* Supplied entries *
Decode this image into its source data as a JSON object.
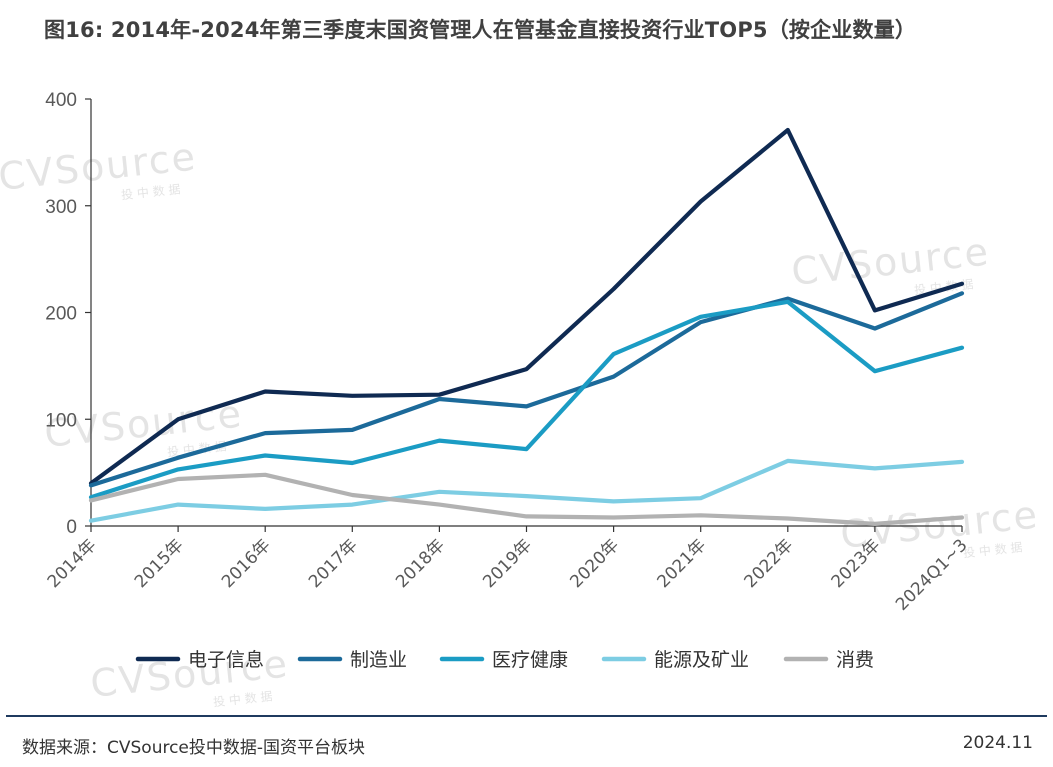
{
  "title": "图16: 2014年-2024年第三季度末国资管理人在管基金直接投资行业TOP5（按企业数量）",
  "source": "数据来源：CVSource投中数据-国资平台板块",
  "date": "2024.11",
  "watermark": {
    "brand": "CVSource",
    "sub": "投 中 数 据"
  },
  "colors": {
    "axis": "#333333",
    "tick_text": "#595959",
    "watermark": "#e4e4e4"
  },
  "chart_data": {
    "type": "line",
    "title": "图16: 2014年-2024年第三季度末国资管理人在管基金直接投资行业TOP5（按企业数量）",
    "xlabel": "",
    "ylabel": "",
    "ylim": [
      0,
      400
    ],
    "yticks": [
      0,
      100,
      200,
      300,
      400
    ],
    "grid": false,
    "legend_position": "bottom",
    "categories": [
      "2014年",
      "2015年",
      "2016年",
      "2017年",
      "2018年",
      "2019年",
      "2020年",
      "2021年",
      "2022年",
      "2023年",
      "2024Q1~3"
    ],
    "series": [
      {
        "name": "电子信息",
        "color": "#0f2a52",
        "values": [
          40,
          100,
          126,
          122,
          123,
          147,
          222,
          304,
          371,
          202,
          227
        ]
      },
      {
        "name": "制造业",
        "color": "#1c6a9a",
        "values": [
          38,
          64,
          87,
          90,
          119,
          112,
          140,
          191,
          213,
          185,
          218
        ]
      },
      {
        "name": "医疗健康",
        "color": "#1b9cc4",
        "values": [
          27,
          53,
          66,
          59,
          80,
          72,
          161,
          196,
          210,
          145,
          167
        ]
      },
      {
        "name": "能源及矿业",
        "color": "#7dcde3",
        "values": [
          5,
          20,
          16,
          20,
          32,
          28,
          23,
          26,
          61,
          54,
          60
        ]
      },
      {
        "name": "消费",
        "color": "#b2b2b2",
        "values": [
          24,
          44,
          48,
          29,
          20,
          9,
          8,
          10,
          7,
          2,
          8
        ]
      }
    ]
  }
}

* Your objective *
Your task is to repeat the material above exactly, without its pictures.

* Result of the exercise *
Decode this image into its source data as a JSON object.
{
  "title": "图16: 2014年-2024年第三季度末国资管理人在管基金直接投资行业TOP5（按企业数量）",
  "source": "数据来源：CVSource投中数据-国资平台板块",
  "date": "2024.11",
  "watermark": {
    "brand": "CVSource",
    "sub": "投 中 数 据"
  },
  "colors": {
    "axis": "#333333",
    "tick_text": "#595959",
    "watermark": "#e4e4e4"
  },
  "chart_data": {
    "type": "line",
    "title": "图16: 2014年-2024年第三季度末国资管理人在管基金直接投资行业TOP5（按企业数量）",
    "xlabel": "",
    "ylabel": "",
    "ylim": [
      0,
      400
    ],
    "yticks": [
      0,
      100,
      200,
      300,
      400
    ],
    "grid": false,
    "legend_position": "bottom",
    "categories": [
      "2014年",
      "2015年",
      "2016年",
      "2017年",
      "2018年",
      "2019年",
      "2020年",
      "2021年",
      "2022年",
      "2023年",
      "2024Q1~3"
    ],
    "series": [
      {
        "name": "电子信息",
        "color": "#0f2a52",
        "values": [
          40,
          100,
          126,
          122,
          123,
          147,
          222,
          304,
          371,
          202,
          227
        ]
      },
      {
        "name": "制造业",
        "color": "#1c6a9a",
        "values": [
          38,
          64,
          87,
          90,
          119,
          112,
          140,
          191,
          213,
          185,
          218
        ]
      },
      {
        "name": "医疗健康",
        "color": "#1b9cc4",
        "values": [
          27,
          53,
          66,
          59,
          80,
          72,
          161,
          196,
          210,
          145,
          167
        ]
      },
      {
        "name": "能源及矿业",
        "color": "#7dcde3",
        "values": [
          5,
          20,
          16,
          20,
          32,
          28,
          23,
          26,
          61,
          54,
          60
        ]
      },
      {
        "name": "消费",
        "color": "#b2b2b2",
        "values": [
          24,
          44,
          48,
          29,
          20,
          9,
          8,
          10,
          7,
          2,
          8
        ]
      }
    ]
  }
}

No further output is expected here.